[Figure dataset records]
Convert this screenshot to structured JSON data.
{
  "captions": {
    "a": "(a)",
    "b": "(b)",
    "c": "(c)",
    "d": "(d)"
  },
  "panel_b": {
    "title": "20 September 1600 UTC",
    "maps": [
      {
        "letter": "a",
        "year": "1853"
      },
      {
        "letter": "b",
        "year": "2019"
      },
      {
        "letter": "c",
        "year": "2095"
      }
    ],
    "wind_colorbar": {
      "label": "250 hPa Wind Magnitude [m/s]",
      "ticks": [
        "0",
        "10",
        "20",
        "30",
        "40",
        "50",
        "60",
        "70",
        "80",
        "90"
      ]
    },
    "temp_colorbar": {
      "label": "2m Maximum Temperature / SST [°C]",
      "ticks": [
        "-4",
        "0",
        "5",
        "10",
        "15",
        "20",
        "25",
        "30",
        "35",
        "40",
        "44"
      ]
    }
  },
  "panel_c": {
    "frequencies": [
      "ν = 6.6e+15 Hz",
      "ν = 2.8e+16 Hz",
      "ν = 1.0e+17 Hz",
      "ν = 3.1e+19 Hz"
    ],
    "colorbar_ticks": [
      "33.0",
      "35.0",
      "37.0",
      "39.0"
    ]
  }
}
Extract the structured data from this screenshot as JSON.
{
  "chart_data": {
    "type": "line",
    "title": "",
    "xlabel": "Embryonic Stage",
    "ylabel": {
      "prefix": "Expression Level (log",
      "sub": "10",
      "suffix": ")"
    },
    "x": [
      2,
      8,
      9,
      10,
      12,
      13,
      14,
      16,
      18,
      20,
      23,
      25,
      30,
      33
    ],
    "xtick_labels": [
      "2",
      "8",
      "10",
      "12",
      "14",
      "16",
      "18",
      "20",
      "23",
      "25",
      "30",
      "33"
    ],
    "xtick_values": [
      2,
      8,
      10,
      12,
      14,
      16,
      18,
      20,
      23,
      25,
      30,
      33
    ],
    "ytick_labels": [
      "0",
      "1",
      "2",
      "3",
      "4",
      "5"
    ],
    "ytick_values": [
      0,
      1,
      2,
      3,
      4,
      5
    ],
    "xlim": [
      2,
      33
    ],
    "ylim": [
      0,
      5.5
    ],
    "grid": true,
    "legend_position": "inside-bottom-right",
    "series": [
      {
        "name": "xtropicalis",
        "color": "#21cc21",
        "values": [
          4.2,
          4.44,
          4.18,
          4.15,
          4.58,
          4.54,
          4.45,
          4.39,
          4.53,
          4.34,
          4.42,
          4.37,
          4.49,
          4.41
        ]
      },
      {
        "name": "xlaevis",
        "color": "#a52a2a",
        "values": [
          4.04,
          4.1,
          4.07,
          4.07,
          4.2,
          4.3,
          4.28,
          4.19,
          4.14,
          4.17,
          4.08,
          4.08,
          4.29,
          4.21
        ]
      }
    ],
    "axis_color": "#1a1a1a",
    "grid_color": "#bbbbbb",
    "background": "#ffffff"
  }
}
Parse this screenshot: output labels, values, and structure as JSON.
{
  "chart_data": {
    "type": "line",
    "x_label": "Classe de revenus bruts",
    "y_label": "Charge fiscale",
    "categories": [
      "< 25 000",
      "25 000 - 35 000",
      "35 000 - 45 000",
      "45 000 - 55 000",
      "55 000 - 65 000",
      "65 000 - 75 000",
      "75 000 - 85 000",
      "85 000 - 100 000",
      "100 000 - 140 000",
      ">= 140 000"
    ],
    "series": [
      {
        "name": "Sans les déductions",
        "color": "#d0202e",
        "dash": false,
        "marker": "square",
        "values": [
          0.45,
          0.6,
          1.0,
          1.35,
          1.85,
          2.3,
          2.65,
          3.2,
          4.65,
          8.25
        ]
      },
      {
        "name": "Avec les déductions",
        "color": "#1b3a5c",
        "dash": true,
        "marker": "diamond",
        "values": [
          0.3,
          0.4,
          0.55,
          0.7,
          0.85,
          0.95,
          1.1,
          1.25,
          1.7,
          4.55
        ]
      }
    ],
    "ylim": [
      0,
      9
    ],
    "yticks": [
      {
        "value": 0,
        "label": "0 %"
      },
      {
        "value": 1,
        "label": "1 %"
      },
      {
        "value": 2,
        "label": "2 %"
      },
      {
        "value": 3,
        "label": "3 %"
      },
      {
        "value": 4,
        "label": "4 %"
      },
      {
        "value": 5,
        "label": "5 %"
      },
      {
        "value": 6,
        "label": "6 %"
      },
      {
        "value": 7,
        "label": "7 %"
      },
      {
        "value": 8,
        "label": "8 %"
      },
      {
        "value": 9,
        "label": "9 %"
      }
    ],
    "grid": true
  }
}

Problem to work on:
Extract every record. Keep wording exact.

Answer:
Convert this screenshot to structured JSON data.
{
  "captions": {
    "a": "(a)",
    "b": "(b)",
    "c": "(c)",
    "d": "(d)"
  },
  "panel_b": {
    "title": "20 September 1600 UTC",
    "maps": [
      {
        "letter": "a",
        "year": "1853"
      },
      {
        "letter": "b",
        "year": "2019"
      },
      {
        "letter": "c",
        "year": "2095"
      }
    ],
    "wind_colorbar": {
      "label": "250 hPa Wind Magnitude [m/s]",
      "ticks": [
        "0",
        "10",
        "20",
        "30",
        "40",
        "50",
        "60",
        "70",
        "80",
        "90"
      ]
    },
    "temp_colorbar": {
      "label": "2m Maximum Temperature / SST [°C]",
      "ticks": [
        "-4",
        "0",
        "5",
        "10",
        "15",
        "20",
        "25",
        "30",
        "35",
        "40",
        "44"
      ]
    }
  },
  "panel_c": {
    "frequencies": [
      "ν = 6.6e+15 Hz",
      "ν = 2.8e+16 Hz",
      "ν = 1.0e+17 Hz",
      "ν = 3.1e+19 Hz"
    ],
    "colorbar_ticks": [
      "33.0",
      "35.0",
      "37.0",
      "39.0"
    ]
  }
}
Extract the structured data from this screenshot as JSON.
{
  "chart_data": {
    "type": "line",
    "title": "",
    "xlabel": "Embryonic Stage",
    "ylabel": {
      "prefix": "Expression Level (log",
      "sub": "10",
      "suffix": ")"
    },
    "x": [
      2,
      8,
      9,
      10,
      12,
      13,
      14,
      16,
      18,
      20,
      23,
      25,
      30,
      33
    ],
    "xtick_labels": [
      "2",
      "8",
      "10",
      "12",
      "14",
      "16",
      "18",
      "20",
      "23",
      "25",
      "30",
      "33"
    ],
    "xtick_values": [
      2,
      8,
      10,
      12,
      14,
      16,
      18,
      20,
      23,
      25,
      30,
      33
    ],
    "ytick_labels": [
      "0",
      "1",
      "2",
      "3",
      "4",
      "5"
    ],
    "ytick_values": [
      0,
      1,
      2,
      3,
      4,
      5
    ],
    "xlim": [
      2,
      33
    ],
    "ylim": [
      0,
      5.5
    ],
    "grid": true,
    "legend_position": "inside-bottom-right",
    "series": [
      {
        "name": "xtropicalis",
        "color": "#21cc21",
        "values": [
          4.2,
          4.44,
          4.18,
          4.15,
          4.58,
          4.54,
          4.45,
          4.39,
          4.53,
          4.34,
          4.42,
          4.37,
          4.49,
          4.41
        ]
      },
      {
        "name": "xlaevis",
        "color": "#a52a2a",
        "values": [
          4.04,
          4.1,
          4.07,
          4.07,
          4.2,
          4.3,
          4.28,
          4.19,
          4.14,
          4.17,
          4.08,
          4.08,
          4.29,
          4.21
        ]
      }
    ],
    "axis_color": "#1a1a1a",
    "grid_color": "#bbbbbb",
    "background": "#ffffff"
  }
}
Parse this screenshot: output labels, values, and structure as JSON.
{
  "chart_data": {
    "type": "line",
    "x_label": "Classe de revenus bruts",
    "y_label": "Charge fiscale",
    "categories": [
      "< 25 000",
      "25 000 - 35 000",
      "35 000 - 45 000",
      "45 000 - 55 000",
      "55 000 - 65 000",
      "65 000 - 75 000",
      "75 000 - 85 000",
      "85 000 - 100 000",
      "100 000 - 140 000",
      ">= 140 000"
    ],
    "series": [
      {
        "name": "Sans les déductions",
        "color": "#d0202e",
        "dash": false,
        "marker": "square",
        "values": [
          0.45,
          0.6,
          1.0,
          1.35,
          1.85,
          2.3,
          2.65,
          3.2,
          4.65,
          8.25
        ]
      },
      {
        "name": "Avec les déductions",
        "color": "#1b3a5c",
        "dash": true,
        "marker": "diamond",
        "values": [
          0.3,
          0.4,
          0.55,
          0.7,
          0.85,
          0.95,
          1.1,
          1.25,
          1.7,
          4.55
        ]
      }
    ],
    "ylim": [
      0,
      9
    ],
    "yticks": [
      {
        "value": 0,
        "label": "0 %"
      },
      {
        "value": 1,
        "label": "1 %"
      },
      {
        "value": 2,
        "label": "2 %"
      },
      {
        "value": 3,
        "label": "3 %"
      },
      {
        "value": 4,
        "label": "4 %"
      },
      {
        "value": 5,
        "label": "5 %"
      },
      {
        "value": 6,
        "label": "6 %"
      },
      {
        "value": 7,
        "label": "7 %"
      },
      {
        "value": 8,
        "label": "8 %"
      },
      {
        "value": 9,
        "label": "9 %"
      }
    ],
    "grid": true
  }
}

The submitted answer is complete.